*Material to process*:
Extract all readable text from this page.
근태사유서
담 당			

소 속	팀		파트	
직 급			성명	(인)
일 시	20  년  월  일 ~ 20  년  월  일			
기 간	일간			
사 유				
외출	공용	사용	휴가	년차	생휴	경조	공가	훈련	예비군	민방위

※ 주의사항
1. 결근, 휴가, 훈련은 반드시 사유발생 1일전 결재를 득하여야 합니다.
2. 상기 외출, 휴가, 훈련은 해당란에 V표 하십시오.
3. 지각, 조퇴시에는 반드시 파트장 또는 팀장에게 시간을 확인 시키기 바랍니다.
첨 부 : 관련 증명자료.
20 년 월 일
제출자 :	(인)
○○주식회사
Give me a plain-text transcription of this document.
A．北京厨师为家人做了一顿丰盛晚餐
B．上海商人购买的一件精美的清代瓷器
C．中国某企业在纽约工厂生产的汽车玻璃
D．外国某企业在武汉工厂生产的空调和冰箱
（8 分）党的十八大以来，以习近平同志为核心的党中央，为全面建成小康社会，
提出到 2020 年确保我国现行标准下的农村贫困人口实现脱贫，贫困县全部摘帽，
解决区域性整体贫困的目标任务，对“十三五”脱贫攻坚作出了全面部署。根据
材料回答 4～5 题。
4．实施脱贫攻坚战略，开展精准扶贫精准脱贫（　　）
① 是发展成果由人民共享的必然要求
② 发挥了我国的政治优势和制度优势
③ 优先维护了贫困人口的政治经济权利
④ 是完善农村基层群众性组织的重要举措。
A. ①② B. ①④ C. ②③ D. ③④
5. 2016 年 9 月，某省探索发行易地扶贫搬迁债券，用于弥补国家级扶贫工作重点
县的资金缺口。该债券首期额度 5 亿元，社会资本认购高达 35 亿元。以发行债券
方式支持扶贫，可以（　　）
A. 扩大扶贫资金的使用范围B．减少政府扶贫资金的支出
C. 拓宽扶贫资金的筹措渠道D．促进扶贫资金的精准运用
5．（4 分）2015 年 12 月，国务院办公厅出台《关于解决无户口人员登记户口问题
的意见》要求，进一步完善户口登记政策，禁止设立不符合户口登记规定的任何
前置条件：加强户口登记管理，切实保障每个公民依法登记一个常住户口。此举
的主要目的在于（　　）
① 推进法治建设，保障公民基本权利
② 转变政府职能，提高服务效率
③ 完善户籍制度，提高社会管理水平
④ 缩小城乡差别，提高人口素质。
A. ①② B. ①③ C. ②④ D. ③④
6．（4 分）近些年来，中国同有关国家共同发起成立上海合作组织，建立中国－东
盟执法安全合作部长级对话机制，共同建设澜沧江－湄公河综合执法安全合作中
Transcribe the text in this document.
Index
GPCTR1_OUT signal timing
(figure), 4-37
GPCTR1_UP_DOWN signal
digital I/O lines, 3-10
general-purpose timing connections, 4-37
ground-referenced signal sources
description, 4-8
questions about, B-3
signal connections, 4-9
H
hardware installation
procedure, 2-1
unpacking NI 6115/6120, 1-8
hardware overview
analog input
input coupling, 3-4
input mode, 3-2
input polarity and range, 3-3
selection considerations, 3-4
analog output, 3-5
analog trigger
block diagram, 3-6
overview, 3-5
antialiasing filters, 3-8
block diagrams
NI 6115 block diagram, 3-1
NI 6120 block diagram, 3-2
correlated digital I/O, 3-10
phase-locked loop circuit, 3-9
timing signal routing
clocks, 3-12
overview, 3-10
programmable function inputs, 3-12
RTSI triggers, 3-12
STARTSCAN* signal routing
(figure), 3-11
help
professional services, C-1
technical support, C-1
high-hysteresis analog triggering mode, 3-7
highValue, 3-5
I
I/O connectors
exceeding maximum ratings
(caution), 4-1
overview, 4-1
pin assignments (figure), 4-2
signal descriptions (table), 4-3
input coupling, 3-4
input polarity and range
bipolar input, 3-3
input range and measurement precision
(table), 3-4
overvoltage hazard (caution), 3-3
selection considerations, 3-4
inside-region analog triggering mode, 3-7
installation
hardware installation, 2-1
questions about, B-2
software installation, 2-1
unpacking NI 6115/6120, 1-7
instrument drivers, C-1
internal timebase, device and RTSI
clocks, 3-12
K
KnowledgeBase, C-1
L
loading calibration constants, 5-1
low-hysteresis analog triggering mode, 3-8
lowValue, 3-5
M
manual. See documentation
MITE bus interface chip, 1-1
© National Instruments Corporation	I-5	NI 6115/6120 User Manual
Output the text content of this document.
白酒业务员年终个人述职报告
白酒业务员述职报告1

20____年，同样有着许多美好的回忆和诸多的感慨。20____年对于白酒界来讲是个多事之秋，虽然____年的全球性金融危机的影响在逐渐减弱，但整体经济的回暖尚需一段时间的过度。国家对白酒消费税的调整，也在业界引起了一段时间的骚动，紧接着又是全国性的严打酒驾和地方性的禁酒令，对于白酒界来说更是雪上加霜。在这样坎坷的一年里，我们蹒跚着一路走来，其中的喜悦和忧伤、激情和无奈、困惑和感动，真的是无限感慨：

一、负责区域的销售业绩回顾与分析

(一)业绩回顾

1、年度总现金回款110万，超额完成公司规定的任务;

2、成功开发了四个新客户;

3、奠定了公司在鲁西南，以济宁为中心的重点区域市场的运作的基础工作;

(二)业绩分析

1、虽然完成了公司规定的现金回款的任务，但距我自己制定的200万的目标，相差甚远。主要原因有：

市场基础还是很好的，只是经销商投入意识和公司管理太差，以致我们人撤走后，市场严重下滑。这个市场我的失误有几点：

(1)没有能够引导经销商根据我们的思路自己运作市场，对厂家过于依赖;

*What is needed*: All entries shown above should be printed again exactly.

*Output of the task*:
Extract all readable text from this page.
근태사유서
담 당			

소 속	팀		파트	
직 급			성명	(인)
일 시	20  년  월  일 ~ 20  년  월  일			
기 간	일간			
사 유				
외출	공용	사용	휴가	년차	생휴	경조	공가	훈련	예비군	민방위

※ 주의사항
1. 결근, 휴가, 훈련은 반드시 사유발생 1일전 결재를 득하여야 합니다.
2. 상기 외출, 휴가, 훈련은 해당란에 V표 하십시오.
3. 지각, 조퇴시에는 반드시 파트장 또는 팀장에게 시간을 확인 시키기 바랍니다.
첨 부 : 관련 증명자료.
20 년 월 일
제출자 :	(인)
○○주식회사
Give me a plain-text transcription of this document.
A．北京厨师为家人做了一顿丰盛晚餐
B．上海商人购买的一件精美的清代瓷器
C．中国某企业在纽约工厂生产的汽车玻璃
D．外国某企业在武汉工厂生产的空调和冰箱
（8 分）党的十八大以来，以习近平同志为核心的党中央，为全面建成小康社会，
提出到 2020 年确保我国现行标准下的农村贫困人口实现脱贫，贫困县全部摘帽，
解决区域性整体贫困的目标任务，对“十三五”脱贫攻坚作出了全面部署。根据
材料回答 4～5 题。
4．实施脱贫攻坚战略，开展精准扶贫精准脱贫（　　）
① 是发展成果由人民共享的必然要求
② 发挥了我国的政治优势和制度优势
③ 优先维护了贫困人口的政治经济权利
④ 是完善农村基层群众性组织的重要举措。
A. ①② B. ①④ C. ②③ D. ③④
5. 2016 年 9 月，某省探索发行易地扶贫搬迁债券，用于弥补国家级扶贫工作重点
县的资金缺口。该债券首期额度 5 亿元，社会资本认购高达 35 亿元。以发行债券
方式支持扶贫，可以（　　）
A. 扩大扶贫资金的使用范围B．减少政府扶贫资金的支出
C. 拓宽扶贫资金的筹措渠道D．促进扶贫资金的精准运用
5．（4 分）2015 年 12 月，国务院办公厅出台《关于解决无户口人员登记户口问题
的意见》要求，进一步完善户口登记政策，禁止设立不符合户口登记规定的任何
前置条件：加强户口登记管理，切实保障每个公民依法登记一个常住户口。此举
的主要目的在于（　　）
① 推进法治建设，保障公民基本权利
② 转变政府职能，提高服务效率
③ 完善户籍制度，提高社会管理水平
④ 缩小城乡差别，提高人口素质。
A. ①② B. ①③ C. ②④ D. ③④
6．（4 分）近些年来，中国同有关国家共同发起成立上海合作组织，建立中国－东
盟执法安全合作部长级对话机制，共同建设澜沧江－湄公河综合执法安全合作中
Transcribe the text in this document.
Index
GPCTR1_OUT signal timing
(figure), 4-37
GPCTR1_UP_DOWN signal
digital I/O lines, 3-10
general-purpose timing connections, 4-37
ground-referenced signal sources
description, 4-8
questions about, B-3
signal connections, 4-9
H
hardware installation
procedure, 2-1
unpacking NI 6115/6120, 1-8
hardware overview
analog input
input coupling, 3-4
input mode, 3-2
input polarity and range, 3-3
selection considerations, 3-4
analog output, 3-5
analog trigger
block diagram, 3-6
overview, 3-5
antialiasing filters, 3-8
block diagrams
NI 6115 block diagram, 3-1
NI 6120 block diagram, 3-2
correlated digital I/O, 3-10
phase-locked loop circuit, 3-9
timing signal routing
clocks, 3-12
overview, 3-10
programmable function inputs, 3-12
RTSI triggers, 3-12
STARTSCAN* signal routing
(figure), 3-11
help
professional services, C-1
technical support, C-1
high-hysteresis analog triggering mode, 3-7
highValue, 3-5
I
I/O connectors
exceeding maximum ratings
(caution), 4-1
overview, 4-1
pin assignments (figure), 4-2
signal descriptions (table), 4-3
input coupling, 3-4
input polarity and range
bipolar input, 3-3
input range and measurement precision
(table), 3-4
overvoltage hazard (caution), 3-3
selection considerations, 3-4
inside-region analog triggering mode, 3-7
installation
hardware installation, 2-1
questions about, B-2
software installation, 2-1
unpacking NI 6115/6120, 1-7
instrument drivers, C-1
internal timebase, device and RTSI
clocks, 3-12
K
KnowledgeBase, C-1
L
loading calibration constants, 5-1
low-hysteresis analog triggering mode, 3-8
lowValue, 3-5
M
manual. See documentation
MITE bus interface chip, 1-1
© National Instruments Corporation	I-5	NI 6115/6120 User Manual
Output the text content of this document.
白酒业务员年终个人述职报告
白酒业务员述职报告1

20____年，同样有着许多美好的回忆和诸多的感慨。20____年对于白酒界来讲是个多事之秋，虽然____年的全球性金融危机的影响在逐渐减弱，但整体经济的回暖尚需一段时间的过度。国家对白酒消费税的调整，也在业界引起了一段时间的骚动，紧接着又是全国性的严打酒驾和地方性的禁酒令，对于白酒界来说更是雪上加霜。在这样坎坷的一年里，我们蹒跚着一路走来，其中的喜悦和忧伤、激情和无奈、困惑和感动，真的是无限感慨：

一、负责区域的销售业绩回顾与分析

(一)业绩回顾

1、年度总现金回款110万，超额完成公司规定的任务;

2、成功开发了四个新客户;

3、奠定了公司在鲁西南，以济宁为中心的重点区域市场的运作的基础工作;

(二)业绩分析

1、虽然完成了公司规定的现金回款的任务，但距我自己制定的200万的目标，相差甚远。主要原因有：

市场基础还是很好的，只是经销商投入意识和公司管理太差，以致我们人撤走后，市场严重下滑。这个市场我的失误有几点：

(1)没有能够引导经销商根据我们的思路自己运作市场，对厂家过于依赖;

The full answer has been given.